Data excerpts:
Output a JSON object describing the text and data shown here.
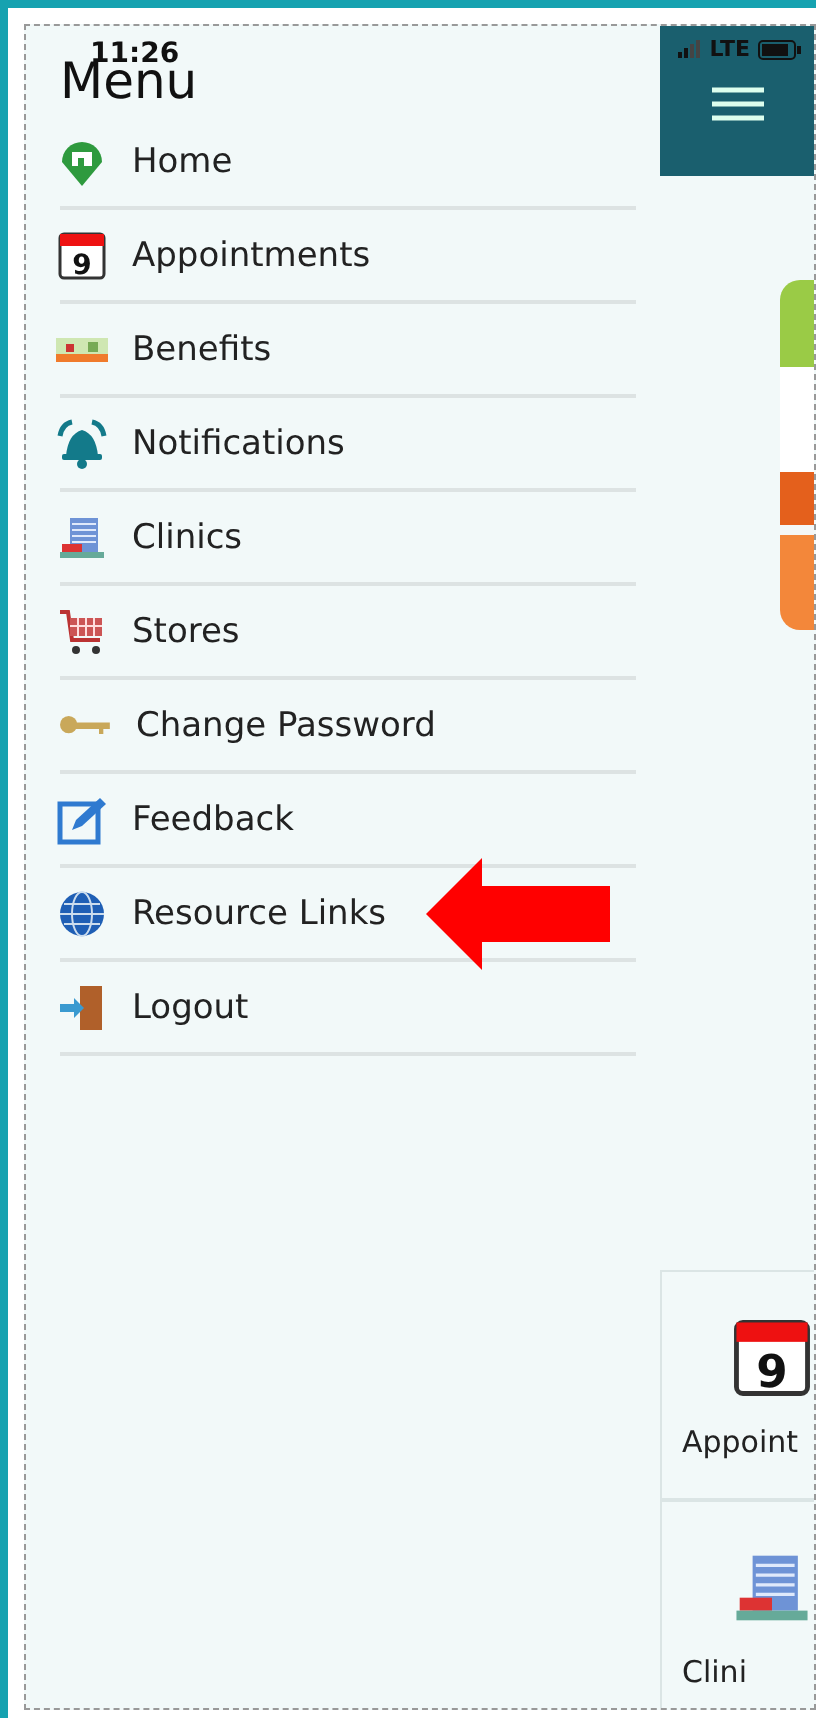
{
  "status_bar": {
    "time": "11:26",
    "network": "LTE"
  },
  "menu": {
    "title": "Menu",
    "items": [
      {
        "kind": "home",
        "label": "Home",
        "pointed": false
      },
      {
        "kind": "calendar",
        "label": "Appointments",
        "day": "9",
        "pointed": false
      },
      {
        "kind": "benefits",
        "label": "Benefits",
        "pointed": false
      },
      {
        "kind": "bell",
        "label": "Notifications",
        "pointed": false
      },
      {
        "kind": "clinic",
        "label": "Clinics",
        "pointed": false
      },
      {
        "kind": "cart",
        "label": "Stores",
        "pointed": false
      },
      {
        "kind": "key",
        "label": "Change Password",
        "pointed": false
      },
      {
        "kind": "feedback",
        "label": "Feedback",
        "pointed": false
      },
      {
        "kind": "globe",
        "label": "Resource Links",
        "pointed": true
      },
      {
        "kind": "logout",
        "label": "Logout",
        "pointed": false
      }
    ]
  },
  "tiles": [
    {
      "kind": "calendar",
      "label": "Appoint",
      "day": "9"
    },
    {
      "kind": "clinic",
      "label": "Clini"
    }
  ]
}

TASK DETAILS:
Above are the records. Copy every line in them holding "label".

EXERCISE ANSWER:
        "label": "Home",
        "label": "Appointments",
        "label": "Benefits",
        "label": "Notifications",
        "label": "Clinics",
        "label": "Stores",
        "label": "Change Password",
        "label": "Feedback",
        "label": "Resource Links",
        "label": "Logout",
      "label": "Appoint",
      "label": "Clini"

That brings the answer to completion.